> **RECORDS SHOWN**:
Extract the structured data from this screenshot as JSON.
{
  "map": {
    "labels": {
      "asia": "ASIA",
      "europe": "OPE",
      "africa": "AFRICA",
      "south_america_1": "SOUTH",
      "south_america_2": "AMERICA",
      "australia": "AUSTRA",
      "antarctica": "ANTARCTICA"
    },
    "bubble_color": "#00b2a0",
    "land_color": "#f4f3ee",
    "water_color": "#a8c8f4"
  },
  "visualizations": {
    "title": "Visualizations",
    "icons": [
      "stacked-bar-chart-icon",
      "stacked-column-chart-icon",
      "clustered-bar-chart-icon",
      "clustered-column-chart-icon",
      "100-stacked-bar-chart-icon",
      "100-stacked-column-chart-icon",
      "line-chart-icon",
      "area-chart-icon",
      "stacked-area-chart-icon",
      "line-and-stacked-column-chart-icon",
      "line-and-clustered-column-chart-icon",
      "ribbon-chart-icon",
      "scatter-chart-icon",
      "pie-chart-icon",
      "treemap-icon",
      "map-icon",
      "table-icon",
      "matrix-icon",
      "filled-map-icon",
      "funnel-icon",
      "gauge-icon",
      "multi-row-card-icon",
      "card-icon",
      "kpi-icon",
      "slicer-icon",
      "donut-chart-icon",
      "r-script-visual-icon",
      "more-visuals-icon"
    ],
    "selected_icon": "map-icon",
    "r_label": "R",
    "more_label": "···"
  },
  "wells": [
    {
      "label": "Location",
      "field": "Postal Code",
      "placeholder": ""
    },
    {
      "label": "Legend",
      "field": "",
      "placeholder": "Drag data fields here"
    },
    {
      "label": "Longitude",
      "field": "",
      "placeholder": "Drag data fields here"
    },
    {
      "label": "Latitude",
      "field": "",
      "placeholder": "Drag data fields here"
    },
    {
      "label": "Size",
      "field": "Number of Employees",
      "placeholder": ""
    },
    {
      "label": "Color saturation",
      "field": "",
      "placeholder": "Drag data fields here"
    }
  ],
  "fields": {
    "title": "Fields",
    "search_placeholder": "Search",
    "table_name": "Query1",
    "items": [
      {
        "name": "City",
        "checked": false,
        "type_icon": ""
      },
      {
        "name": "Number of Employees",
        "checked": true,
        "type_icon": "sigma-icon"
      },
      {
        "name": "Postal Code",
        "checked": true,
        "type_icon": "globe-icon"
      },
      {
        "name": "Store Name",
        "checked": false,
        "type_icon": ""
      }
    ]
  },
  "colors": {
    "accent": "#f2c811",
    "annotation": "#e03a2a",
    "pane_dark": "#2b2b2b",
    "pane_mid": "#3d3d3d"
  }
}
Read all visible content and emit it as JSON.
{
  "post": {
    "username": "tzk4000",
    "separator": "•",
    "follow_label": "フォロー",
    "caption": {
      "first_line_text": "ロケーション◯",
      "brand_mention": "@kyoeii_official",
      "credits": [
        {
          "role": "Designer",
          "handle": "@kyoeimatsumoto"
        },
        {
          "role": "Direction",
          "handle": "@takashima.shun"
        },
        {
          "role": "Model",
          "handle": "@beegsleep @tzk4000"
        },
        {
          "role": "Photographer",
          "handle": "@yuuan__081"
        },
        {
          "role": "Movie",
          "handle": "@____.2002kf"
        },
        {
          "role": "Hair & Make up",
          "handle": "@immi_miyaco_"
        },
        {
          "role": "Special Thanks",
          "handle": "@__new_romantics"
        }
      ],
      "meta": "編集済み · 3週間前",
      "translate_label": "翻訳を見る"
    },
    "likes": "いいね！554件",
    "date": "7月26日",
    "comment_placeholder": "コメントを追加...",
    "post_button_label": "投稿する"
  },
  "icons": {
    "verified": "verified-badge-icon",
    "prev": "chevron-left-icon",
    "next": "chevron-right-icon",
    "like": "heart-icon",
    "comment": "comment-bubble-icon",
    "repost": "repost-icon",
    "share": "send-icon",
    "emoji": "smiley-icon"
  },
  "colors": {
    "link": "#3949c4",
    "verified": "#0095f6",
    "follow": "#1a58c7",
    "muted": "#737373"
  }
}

> **TASK INSTRUCTIONS**: Give the listing again, word for word.

> **FINISHED ANSWER**:
Extract the structured data from this screenshot as JSON.
{
  "map": {
    "labels": {
      "asia": "ASIA",
      "europe": "OPE",
      "africa": "AFRICA",
      "south_america_1": "SOUTH",
      "south_america_2": "AMERICA",
      "australia": "AUSTRA",
      "antarctica": "ANTARCTICA"
    },
    "bubble_color": "#00b2a0",
    "land_color": "#f4f3ee",
    "water_color": "#a8c8f4"
  },
  "visualizations": {
    "title": "Visualizations",
    "icons": [
      "stacked-bar-chart-icon",
      "stacked-column-chart-icon",
      "clustered-bar-chart-icon",
      "clustered-column-chart-icon",
      "100-stacked-bar-chart-icon",
      "100-stacked-column-chart-icon",
      "line-chart-icon",
      "area-chart-icon",
      "stacked-area-chart-icon",
      "line-and-stacked-column-chart-icon",
      "line-and-clustered-column-chart-icon",
      "ribbon-chart-icon",
      "scatter-chart-icon",
      "pie-chart-icon",
      "treemap-icon",
      "map-icon",
      "table-icon",
      "matrix-icon",
      "filled-map-icon",
      "funnel-icon",
      "gauge-icon",
      "multi-row-card-icon",
      "card-icon",
      "kpi-icon",
      "slicer-icon",
      "donut-chart-icon",
      "r-script-visual-icon",
      "more-visuals-icon"
    ],
    "selected_icon": "map-icon",
    "r_label": "R",
    "more_label": "···"
  },
  "wells": [
    {
      "label": "Location",
      "field": "Postal Code",
      "placeholder": ""
    },
    {
      "label": "Legend",
      "field": "",
      "placeholder": "Drag data fields here"
    },
    {
      "label": "Longitude",
      "field": "",
      "placeholder": "Drag data fields here"
    },
    {
      "label": "Latitude",
      "field": "",
      "placeholder": "Drag data fields here"
    },
    {
      "label": "Size",
      "field": "Number of Employees",
      "placeholder": ""
    },
    {
      "label": "Color saturation",
      "field": "",
      "placeholder": "Drag data fields here"
    }
  ],
  "fields": {
    "title": "Fields",
    "search_placeholder": "Search",
    "table_name": "Query1",
    "items": [
      {
        "name": "City",
        "checked": false,
        "type_icon": ""
      },
      {
        "name": "Number of Employees",
        "checked": true,
        "type_icon": "sigma-icon"
      },
      {
        "name": "Postal Code",
        "checked": true,
        "type_icon": "globe-icon"
      },
      {
        "name": "Store Name",
        "checked": false,
        "type_icon": ""
      }
    ]
  },
  "colors": {
    "accent": "#f2c811",
    "annotation": "#e03a2a",
    "pane_dark": "#2b2b2b",
    "pane_mid": "#3d3d3d"
  }
}
Read all visible content and emit it as JSON.
{
  "post": {
    "username": "tzk4000",
    "separator": "•",
    "follow_label": "フォロー",
    "caption": {
      "first_line_text": "ロケーション◯",
      "brand_mention": "@kyoeii_official",
      "credits": [
        {
          "role": "Designer",
          "handle": "@kyoeimatsumoto"
        },
        {
          "role": "Direction",
          "handle": "@takashima.shun"
        },
        {
          "role": "Model",
          "handle": "@beegsleep @tzk4000"
        },
        {
          "role": "Photographer",
          "handle": "@yuuan__081"
        },
        {
          "role": "Movie",
          "handle": "@____.2002kf"
        },
        {
          "role": "Hair & Make up",
          "handle": "@immi_miyaco_"
        },
        {
          "role": "Special Thanks",
          "handle": "@__new_romantics"
        }
      ],
      "meta": "編集済み · 3週間前",
      "translate_label": "翻訳を見る"
    },
    "likes": "いいね！554件",
    "date": "7月26日",
    "comment_placeholder": "コメントを追加...",
    "post_button_label": "投稿する"
  },
  "icons": {
    "verified": "verified-badge-icon",
    "prev": "chevron-left-icon",
    "next": "chevron-right-icon",
    "like": "heart-icon",
    "comment": "comment-bubble-icon",
    "repost": "repost-icon",
    "share": "send-icon",
    "emoji": "smiley-icon"
  },
  "colors": {
    "link": "#3949c4",
    "verified": "#0095f6",
    "follow": "#1a58c7",
    "muted": "#737373"
  }
}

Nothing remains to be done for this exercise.